SUPPLIED DATA =
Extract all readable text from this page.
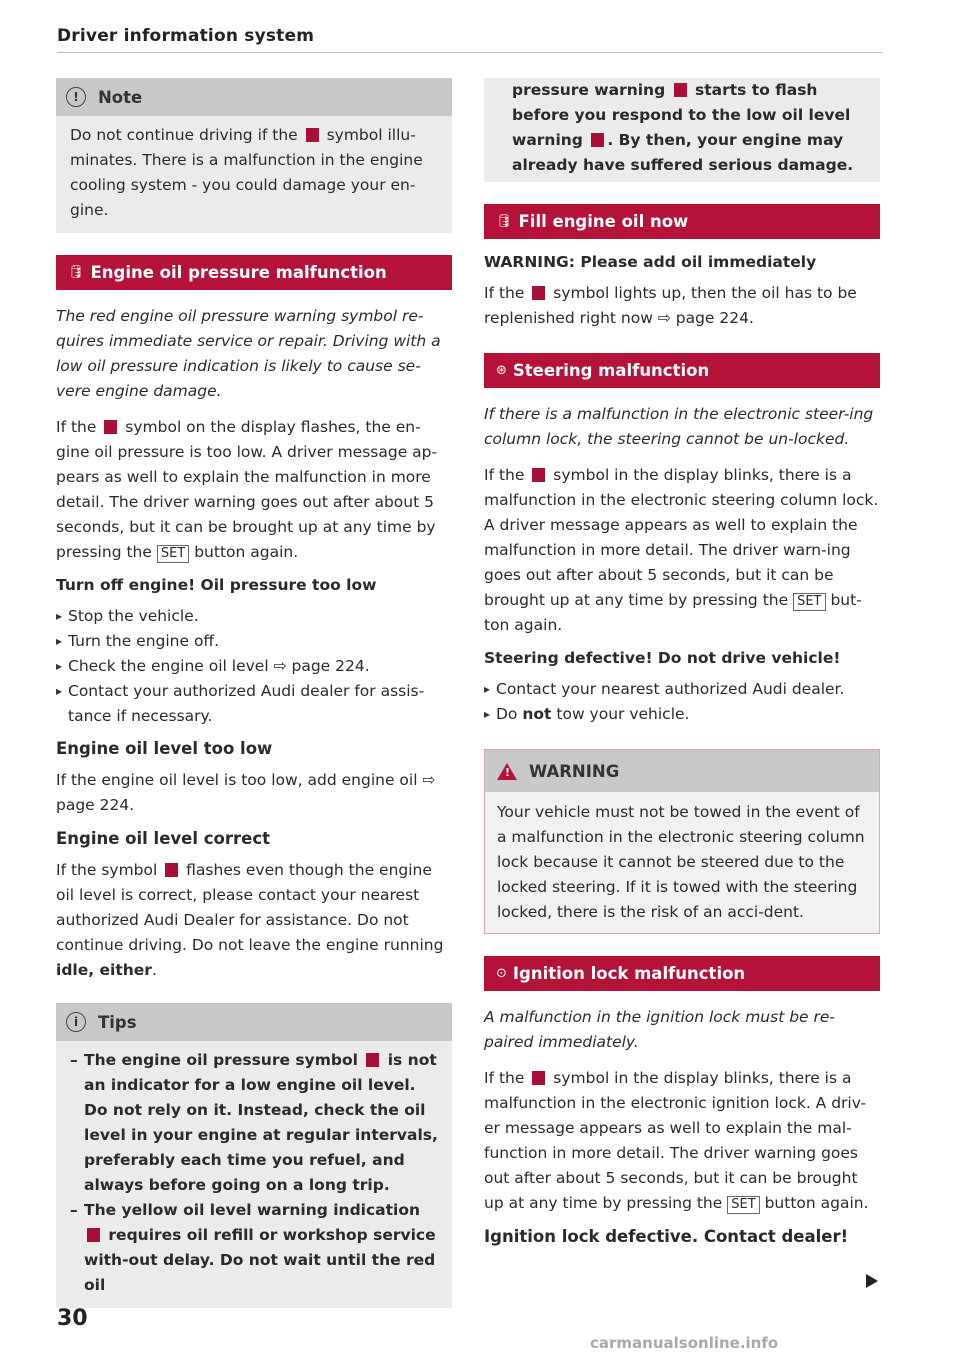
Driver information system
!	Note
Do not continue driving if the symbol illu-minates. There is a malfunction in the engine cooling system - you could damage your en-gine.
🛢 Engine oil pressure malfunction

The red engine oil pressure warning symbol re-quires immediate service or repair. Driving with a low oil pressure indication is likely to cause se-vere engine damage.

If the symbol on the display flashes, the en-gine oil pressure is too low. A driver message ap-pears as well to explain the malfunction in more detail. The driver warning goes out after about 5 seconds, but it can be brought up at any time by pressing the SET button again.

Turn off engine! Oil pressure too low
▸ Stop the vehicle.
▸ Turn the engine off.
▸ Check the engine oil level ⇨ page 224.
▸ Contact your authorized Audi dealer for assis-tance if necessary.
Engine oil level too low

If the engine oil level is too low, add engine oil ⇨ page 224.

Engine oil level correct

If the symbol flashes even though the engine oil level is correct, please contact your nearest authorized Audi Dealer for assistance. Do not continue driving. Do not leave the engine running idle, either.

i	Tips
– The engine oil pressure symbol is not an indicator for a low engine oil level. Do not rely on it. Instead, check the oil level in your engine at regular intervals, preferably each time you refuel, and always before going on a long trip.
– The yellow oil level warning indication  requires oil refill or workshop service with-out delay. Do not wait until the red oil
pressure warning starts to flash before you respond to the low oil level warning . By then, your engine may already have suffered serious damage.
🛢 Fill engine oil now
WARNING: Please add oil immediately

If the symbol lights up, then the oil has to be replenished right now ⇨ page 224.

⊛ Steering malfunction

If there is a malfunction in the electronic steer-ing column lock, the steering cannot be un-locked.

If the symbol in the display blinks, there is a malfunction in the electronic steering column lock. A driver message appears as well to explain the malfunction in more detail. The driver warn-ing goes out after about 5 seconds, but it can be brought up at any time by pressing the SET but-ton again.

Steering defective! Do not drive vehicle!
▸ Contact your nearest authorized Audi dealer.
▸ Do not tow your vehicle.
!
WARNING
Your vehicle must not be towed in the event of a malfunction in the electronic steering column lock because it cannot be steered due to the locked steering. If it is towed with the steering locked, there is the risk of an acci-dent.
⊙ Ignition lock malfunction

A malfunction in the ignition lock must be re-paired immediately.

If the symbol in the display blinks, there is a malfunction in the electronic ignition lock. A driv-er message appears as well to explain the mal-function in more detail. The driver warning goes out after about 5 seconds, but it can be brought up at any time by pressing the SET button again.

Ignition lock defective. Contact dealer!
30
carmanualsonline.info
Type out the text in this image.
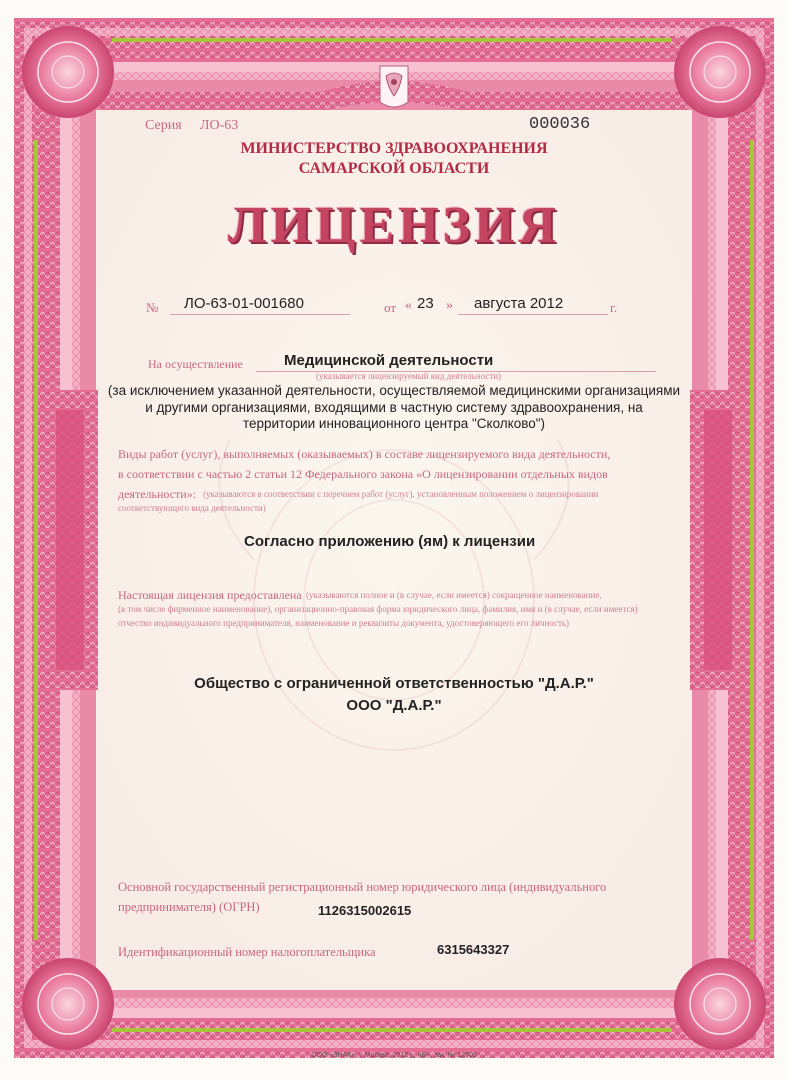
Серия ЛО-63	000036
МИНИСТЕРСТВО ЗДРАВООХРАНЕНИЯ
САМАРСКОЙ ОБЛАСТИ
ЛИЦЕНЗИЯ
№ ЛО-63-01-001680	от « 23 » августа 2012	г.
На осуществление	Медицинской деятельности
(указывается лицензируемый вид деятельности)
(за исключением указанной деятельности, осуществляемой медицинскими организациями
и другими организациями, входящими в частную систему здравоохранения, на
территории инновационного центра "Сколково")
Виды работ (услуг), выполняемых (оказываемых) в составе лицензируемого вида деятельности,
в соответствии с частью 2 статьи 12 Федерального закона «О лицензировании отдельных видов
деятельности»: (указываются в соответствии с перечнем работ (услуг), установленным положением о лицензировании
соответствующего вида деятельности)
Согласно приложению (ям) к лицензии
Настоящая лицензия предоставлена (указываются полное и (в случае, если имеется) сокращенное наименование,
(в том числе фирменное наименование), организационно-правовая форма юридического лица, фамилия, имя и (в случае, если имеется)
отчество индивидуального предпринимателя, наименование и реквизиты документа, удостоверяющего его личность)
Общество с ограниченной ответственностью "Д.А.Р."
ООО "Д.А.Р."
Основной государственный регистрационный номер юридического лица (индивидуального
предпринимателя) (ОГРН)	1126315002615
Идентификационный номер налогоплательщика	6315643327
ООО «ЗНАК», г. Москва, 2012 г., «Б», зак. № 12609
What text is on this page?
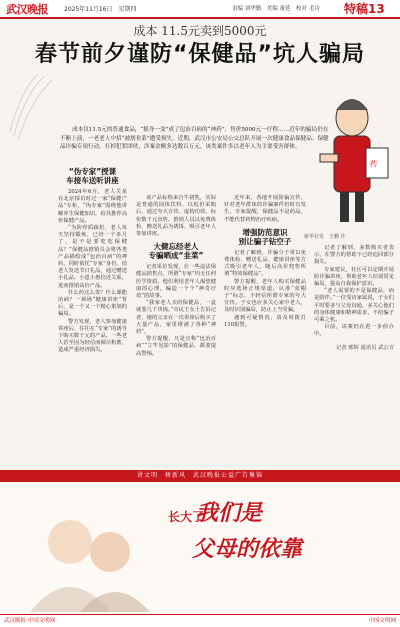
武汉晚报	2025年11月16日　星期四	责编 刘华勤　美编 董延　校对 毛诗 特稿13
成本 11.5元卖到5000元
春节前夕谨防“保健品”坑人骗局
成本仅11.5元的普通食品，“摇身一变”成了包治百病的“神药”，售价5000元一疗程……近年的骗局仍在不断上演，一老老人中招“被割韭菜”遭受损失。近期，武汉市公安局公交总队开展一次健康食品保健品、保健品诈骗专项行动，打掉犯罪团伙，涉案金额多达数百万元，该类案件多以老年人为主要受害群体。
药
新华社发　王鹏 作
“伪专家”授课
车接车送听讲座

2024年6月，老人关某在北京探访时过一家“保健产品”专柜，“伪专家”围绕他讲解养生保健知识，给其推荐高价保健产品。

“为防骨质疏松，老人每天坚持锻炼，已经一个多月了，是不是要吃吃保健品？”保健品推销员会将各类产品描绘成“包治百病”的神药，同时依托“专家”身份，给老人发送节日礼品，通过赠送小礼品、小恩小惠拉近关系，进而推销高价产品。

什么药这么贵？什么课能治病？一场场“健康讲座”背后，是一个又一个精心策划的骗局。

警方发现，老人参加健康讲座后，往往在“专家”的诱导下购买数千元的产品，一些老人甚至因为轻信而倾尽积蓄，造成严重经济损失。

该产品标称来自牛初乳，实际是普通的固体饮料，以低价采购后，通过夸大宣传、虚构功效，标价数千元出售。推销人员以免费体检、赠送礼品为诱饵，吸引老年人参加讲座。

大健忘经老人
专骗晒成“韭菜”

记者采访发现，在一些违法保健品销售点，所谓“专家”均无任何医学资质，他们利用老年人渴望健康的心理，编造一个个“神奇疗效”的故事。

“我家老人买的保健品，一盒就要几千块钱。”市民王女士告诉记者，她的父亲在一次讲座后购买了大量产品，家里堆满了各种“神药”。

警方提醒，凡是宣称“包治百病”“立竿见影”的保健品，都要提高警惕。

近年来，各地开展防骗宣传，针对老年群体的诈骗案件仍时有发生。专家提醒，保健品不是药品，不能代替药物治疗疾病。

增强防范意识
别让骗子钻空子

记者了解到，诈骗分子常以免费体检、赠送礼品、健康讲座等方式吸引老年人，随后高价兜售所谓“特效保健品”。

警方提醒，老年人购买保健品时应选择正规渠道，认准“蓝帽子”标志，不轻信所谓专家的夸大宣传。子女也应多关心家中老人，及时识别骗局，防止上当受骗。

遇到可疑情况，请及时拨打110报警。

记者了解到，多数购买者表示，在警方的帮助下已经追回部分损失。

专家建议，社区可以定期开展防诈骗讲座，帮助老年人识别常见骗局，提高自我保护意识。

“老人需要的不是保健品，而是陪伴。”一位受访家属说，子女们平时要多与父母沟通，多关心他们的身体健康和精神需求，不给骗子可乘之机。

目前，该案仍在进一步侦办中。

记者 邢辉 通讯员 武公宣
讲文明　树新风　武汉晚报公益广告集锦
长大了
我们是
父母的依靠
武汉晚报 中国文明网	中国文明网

YOUR GOAL =
All lines in the data that contain the word "indication" should be copied.

FINAL ANSWER =
The red engine oil pressure warning symbol re-quires immediate service or repair. Driving with a low oil pressure indication is likely to cause se-vere engine damage.
– The yellow oil level warning indication  requires oil refill or workshop service with-out delay. Do not wait until the red oil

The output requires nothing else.